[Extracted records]

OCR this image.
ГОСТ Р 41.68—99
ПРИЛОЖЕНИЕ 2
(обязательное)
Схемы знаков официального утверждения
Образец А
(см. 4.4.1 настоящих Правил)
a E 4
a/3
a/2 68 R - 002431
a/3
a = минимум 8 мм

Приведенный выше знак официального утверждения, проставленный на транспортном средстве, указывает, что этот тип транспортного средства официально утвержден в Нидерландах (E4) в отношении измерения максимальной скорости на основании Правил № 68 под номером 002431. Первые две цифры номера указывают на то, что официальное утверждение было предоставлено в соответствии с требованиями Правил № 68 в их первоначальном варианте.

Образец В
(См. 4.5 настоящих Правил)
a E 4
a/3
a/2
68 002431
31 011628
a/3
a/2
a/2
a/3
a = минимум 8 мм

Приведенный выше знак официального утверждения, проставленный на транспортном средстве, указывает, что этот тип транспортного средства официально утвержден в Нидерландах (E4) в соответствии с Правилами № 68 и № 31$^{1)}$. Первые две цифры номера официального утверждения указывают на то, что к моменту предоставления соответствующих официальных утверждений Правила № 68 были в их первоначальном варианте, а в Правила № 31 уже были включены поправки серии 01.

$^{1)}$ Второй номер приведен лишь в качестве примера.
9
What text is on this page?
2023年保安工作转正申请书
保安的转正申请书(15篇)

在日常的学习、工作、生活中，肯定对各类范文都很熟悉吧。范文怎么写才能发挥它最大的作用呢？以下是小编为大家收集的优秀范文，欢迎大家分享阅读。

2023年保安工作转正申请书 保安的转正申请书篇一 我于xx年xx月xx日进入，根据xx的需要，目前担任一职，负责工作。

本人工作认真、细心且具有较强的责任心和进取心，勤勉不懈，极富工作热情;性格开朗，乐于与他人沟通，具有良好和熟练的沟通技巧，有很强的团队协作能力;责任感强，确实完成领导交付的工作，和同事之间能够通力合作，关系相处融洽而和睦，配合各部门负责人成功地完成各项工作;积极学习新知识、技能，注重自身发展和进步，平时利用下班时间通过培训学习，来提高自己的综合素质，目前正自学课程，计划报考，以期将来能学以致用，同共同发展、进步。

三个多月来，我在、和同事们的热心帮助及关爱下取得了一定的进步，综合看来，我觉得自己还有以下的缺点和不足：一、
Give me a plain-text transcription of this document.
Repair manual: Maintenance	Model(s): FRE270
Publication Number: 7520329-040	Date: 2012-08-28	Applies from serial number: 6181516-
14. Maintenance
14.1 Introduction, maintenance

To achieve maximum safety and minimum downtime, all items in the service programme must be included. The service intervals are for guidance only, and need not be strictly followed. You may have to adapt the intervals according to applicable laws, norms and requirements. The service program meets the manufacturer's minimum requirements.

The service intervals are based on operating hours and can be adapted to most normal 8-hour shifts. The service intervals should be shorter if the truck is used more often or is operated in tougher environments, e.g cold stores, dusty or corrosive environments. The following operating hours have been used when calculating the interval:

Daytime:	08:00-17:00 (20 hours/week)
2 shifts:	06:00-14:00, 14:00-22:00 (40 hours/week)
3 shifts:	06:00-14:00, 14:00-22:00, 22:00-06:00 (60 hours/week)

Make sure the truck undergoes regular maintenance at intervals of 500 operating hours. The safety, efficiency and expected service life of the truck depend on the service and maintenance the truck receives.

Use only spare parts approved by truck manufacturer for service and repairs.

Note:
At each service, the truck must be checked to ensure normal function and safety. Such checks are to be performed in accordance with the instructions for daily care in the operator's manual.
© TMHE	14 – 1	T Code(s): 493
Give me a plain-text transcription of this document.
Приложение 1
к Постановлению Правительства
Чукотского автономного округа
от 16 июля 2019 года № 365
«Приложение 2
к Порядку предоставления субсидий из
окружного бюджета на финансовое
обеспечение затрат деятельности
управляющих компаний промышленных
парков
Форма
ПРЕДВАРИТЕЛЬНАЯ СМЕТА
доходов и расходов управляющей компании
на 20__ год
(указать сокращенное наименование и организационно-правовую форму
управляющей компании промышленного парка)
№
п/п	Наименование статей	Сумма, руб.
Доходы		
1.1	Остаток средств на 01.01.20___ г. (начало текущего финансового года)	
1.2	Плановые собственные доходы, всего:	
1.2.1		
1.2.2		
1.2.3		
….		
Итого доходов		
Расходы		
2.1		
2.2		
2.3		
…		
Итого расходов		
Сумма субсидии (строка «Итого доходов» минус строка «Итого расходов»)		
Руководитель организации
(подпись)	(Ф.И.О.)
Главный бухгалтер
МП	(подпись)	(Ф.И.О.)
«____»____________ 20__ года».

TASK DETAILS
Reproduce every entry shown above, precisely as it stands.

RESPONSE
OCR this image.
ГОСТ Р 41.68—99
ПРИЛОЖЕНИЕ 2
(обязательное)
Схемы знаков официального утверждения
Образец А
(см. 4.4.1 настоящих Правил)
a E 4
a/3
a/2 68 R - 002431
a/3
a = минимум 8 мм

Приведенный выше знак официального утверждения, проставленный на транспортном средстве, указывает, что этот тип транспортного средства официально утвержден в Нидерландах (E4) в отношении измерения максимальной скорости на основании Правил № 68 под номером 002431. Первые две цифры номера указывают на то, что официальное утверждение было предоставлено в соответствии с требованиями Правил № 68 в их первоначальном варианте.

Образец В
(См. 4.5 настоящих Правил)
a E 4
a/3
a/2
68 002431
31 011628
a/3
a/2
a/2
a/3
a = минимум 8 мм

Приведенный выше знак официального утверждения, проставленный на транспортном средстве, указывает, что этот тип транспортного средства официально утвержден в Нидерландах (E4) в соответствии с Правилами № 68 и № 31$^{1)}$. Первые две цифры номера официального утверждения указывают на то, что к моменту предоставления соответствующих официальных утверждений Правила № 68 были в их первоначальном варианте, а в Правила № 31 уже были включены поправки серии 01.

$^{1)}$ Второй номер приведен лишь в качестве примера.
9
What text is on this page?
2023年保安工作转正申请书
保安的转正申请书(15篇)

在日常的学习、工作、生活中，肯定对各类范文都很熟悉吧。范文怎么写才能发挥它最大的作用呢？以下是小编为大家收集的优秀范文，欢迎大家分享阅读。

2023年保安工作转正申请书 保安的转正申请书篇一 我于xx年xx月xx日进入，根据xx的需要，目前担任一职，负责工作。

本人工作认真、细心且具有较强的责任心和进取心，勤勉不懈，极富工作热情;性格开朗，乐于与他人沟通，具有良好和熟练的沟通技巧，有很强的团队协作能力;责任感强，确实完成领导交付的工作，和同事之间能够通力合作，关系相处融洽而和睦，配合各部门负责人成功地完成各项工作;积极学习新知识、技能，注重自身发展和进步，平时利用下班时间通过培训学习，来提高自己的综合素质，目前正自学课程，计划报考，以期将来能学以致用，同共同发展、进步。

三个多月来，我在、和同事们的热心帮助及关爱下取得了一定的进步，综合看来，我觉得自己还有以下的缺点和不足：一、
Give me a plain-text transcription of this document.
Repair manual: Maintenance	Model(s): FRE270
Publication Number: 7520329-040	Date: 2012-08-28	Applies from serial number: 6181516-
14. Maintenance
14.1 Introduction, maintenance

To achieve maximum safety and minimum downtime, all items in the service programme must be included. The service intervals are for guidance only, and need not be strictly followed. You may have to adapt the intervals according to applicable laws, norms and requirements. The service program meets the manufacturer's minimum requirements.

The service intervals are based on operating hours and can be adapted to most normal 8-hour shifts. The service intervals should be shorter if the truck is used more often or is operated in tougher environments, e.g cold stores, dusty or corrosive environments. The following operating hours have been used when calculating the interval:

Daytime:	08:00-17:00 (20 hours/week)
2 shifts:	06:00-14:00, 14:00-22:00 (40 hours/week)
3 shifts:	06:00-14:00, 14:00-22:00, 22:00-06:00 (60 hours/week)

Make sure the truck undergoes regular maintenance at intervals of 500 operating hours. The safety, efficiency and expected service life of the truck depend on the service and maintenance the truck receives.

Use only spare parts approved by truck manufacturer for service and repairs.

Note:
At each service, the truck must be checked to ensure normal function and safety. Such checks are to be performed in accordance with the instructions for daily care in the operator's manual.
© TMHE	14 – 1	T Code(s): 493
Give me a plain-text transcription of this document.
Приложение 1
к Постановлению Правительства
Чукотского автономного округа
от 16 июля 2019 года № 365
«Приложение 2
к Порядку предоставления субсидий из
окружного бюджета на финансовое
обеспечение затрат деятельности
управляющих компаний промышленных
парков
Форма
ПРЕДВАРИТЕЛЬНАЯ СМЕТА
доходов и расходов управляющей компании
на 20__ год
(указать сокращенное наименование и организационно-правовую форму
управляющей компании промышленного парка)
№
п/п	Наименование статей	Сумма, руб.
Доходы		
1.1	Остаток средств на 01.01.20___ г. (начало текущего финансового года)	
1.2	Плановые собственные доходы, всего:	
1.2.1		
1.2.2		
1.2.3		
….		
Итого доходов		
Расходы		
2.1		
2.2		
2.3		
…		
Итого расходов		
Сумма субсидии (строка «Итого доходов» минус строка «Итого расходов»)		
Руководитель организации
(подпись)	(Ф.И.О.)
Главный бухгалтер
МП	(подпись)	(Ф.И.О.)
«____»____________ 20__ года».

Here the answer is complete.